> _Problem to solve_:
Where a line contains the string "this", copy that line.

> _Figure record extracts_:

—————

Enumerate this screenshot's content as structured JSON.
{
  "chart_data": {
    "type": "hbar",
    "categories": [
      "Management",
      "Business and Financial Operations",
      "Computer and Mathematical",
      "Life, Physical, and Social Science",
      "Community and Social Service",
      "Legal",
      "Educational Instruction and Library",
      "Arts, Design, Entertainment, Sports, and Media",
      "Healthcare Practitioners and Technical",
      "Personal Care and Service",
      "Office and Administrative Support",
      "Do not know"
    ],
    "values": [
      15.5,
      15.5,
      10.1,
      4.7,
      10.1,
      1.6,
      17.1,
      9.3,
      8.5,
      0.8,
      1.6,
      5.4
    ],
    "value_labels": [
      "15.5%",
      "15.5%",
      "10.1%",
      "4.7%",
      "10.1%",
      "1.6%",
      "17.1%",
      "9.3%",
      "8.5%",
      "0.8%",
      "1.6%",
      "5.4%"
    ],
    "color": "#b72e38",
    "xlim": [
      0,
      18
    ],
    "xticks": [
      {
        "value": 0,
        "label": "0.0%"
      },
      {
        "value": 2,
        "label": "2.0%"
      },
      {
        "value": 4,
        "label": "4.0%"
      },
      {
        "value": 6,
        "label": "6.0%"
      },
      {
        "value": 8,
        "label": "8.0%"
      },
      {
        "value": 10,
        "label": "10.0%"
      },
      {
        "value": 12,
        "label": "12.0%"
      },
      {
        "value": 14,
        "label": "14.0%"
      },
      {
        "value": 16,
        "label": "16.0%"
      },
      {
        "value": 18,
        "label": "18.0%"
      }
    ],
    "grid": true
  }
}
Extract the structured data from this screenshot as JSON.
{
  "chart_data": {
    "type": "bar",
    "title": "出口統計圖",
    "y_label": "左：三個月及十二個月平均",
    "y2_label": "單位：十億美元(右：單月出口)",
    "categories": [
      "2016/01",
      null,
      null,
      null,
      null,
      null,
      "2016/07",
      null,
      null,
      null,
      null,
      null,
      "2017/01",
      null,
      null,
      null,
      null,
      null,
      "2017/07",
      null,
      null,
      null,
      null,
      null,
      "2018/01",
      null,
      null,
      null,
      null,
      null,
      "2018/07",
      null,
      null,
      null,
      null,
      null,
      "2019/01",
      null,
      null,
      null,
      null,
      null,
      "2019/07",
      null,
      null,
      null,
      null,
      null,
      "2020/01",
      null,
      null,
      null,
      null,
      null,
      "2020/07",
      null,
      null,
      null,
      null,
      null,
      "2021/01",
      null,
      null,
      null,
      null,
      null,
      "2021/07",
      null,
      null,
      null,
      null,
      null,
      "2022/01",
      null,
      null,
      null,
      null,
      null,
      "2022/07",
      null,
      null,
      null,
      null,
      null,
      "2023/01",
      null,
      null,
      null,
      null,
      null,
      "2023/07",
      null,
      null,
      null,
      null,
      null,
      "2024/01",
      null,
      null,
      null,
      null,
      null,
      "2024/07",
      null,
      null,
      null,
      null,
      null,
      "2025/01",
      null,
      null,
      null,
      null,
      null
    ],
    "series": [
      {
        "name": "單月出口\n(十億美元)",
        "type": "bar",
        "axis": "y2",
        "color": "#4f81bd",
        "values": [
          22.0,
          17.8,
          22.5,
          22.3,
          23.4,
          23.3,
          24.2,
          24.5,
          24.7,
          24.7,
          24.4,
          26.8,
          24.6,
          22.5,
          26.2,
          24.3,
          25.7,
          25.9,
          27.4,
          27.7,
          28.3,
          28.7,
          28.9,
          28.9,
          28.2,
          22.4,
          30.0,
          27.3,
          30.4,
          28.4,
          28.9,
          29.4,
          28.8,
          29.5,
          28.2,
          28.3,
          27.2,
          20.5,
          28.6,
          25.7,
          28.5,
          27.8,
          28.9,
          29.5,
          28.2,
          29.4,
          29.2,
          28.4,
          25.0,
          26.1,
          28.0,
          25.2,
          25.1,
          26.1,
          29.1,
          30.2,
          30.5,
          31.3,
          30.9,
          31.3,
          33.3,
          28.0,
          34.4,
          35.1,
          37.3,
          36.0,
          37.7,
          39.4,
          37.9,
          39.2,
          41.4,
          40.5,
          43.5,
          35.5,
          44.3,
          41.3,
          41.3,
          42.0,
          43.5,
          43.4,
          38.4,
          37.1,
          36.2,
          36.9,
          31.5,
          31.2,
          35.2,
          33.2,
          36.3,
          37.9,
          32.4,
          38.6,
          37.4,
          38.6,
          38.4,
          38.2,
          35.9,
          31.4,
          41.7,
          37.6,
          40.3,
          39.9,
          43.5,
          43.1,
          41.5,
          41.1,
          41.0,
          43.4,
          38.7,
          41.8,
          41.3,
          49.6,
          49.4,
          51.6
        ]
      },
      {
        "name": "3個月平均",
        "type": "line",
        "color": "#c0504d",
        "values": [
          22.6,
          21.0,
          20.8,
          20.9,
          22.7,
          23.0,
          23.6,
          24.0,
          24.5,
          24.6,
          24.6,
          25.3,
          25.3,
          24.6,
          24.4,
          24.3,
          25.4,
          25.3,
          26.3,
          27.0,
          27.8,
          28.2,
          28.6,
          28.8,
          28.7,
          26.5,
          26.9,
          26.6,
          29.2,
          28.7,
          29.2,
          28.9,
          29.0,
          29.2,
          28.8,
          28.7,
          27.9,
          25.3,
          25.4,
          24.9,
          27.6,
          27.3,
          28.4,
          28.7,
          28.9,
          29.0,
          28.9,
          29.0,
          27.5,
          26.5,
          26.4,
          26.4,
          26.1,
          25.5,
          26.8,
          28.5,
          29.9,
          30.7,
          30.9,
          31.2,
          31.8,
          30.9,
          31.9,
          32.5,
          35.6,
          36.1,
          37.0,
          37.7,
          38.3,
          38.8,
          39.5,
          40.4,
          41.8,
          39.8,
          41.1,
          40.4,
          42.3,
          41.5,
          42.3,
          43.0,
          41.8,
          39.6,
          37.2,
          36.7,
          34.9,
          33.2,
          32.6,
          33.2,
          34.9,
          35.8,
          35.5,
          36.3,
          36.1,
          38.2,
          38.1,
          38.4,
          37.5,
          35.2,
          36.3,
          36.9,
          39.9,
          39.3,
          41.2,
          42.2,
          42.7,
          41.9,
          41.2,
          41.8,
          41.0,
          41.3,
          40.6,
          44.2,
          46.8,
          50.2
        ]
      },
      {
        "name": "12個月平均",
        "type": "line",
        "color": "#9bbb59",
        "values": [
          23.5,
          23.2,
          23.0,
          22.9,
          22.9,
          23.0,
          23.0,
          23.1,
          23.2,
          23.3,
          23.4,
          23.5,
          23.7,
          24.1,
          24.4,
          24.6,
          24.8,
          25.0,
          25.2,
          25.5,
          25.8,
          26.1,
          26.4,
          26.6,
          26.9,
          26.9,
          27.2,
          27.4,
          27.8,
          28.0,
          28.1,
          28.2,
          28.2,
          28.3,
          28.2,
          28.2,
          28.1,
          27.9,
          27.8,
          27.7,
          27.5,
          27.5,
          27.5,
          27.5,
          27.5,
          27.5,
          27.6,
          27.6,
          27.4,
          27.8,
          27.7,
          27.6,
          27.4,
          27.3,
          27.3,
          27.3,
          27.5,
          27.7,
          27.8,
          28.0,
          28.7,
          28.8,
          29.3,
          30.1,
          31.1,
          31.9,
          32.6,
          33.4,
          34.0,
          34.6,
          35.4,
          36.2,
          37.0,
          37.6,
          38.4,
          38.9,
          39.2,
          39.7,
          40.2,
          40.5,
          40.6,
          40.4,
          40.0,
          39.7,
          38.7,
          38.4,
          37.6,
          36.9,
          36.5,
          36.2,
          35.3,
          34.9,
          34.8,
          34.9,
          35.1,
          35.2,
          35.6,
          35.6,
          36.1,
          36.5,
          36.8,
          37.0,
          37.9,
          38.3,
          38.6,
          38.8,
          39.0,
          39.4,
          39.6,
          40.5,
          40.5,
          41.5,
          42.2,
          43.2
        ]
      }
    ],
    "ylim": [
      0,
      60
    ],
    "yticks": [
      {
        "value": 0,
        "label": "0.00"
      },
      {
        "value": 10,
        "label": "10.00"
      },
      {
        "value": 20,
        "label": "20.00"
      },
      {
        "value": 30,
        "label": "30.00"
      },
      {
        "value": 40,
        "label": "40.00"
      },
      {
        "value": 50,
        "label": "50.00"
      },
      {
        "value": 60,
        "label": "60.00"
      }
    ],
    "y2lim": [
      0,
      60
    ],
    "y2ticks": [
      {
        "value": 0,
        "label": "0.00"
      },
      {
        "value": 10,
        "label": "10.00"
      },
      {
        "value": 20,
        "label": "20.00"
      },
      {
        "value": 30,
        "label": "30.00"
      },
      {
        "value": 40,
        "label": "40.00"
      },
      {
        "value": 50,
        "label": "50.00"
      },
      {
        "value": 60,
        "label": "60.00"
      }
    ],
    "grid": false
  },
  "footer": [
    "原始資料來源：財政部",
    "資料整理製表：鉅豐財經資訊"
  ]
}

—————

> _Exercise answer_:
Enumerate this screenshot's content as structured JSON.
Extract the structured data from this screenshot as JSON.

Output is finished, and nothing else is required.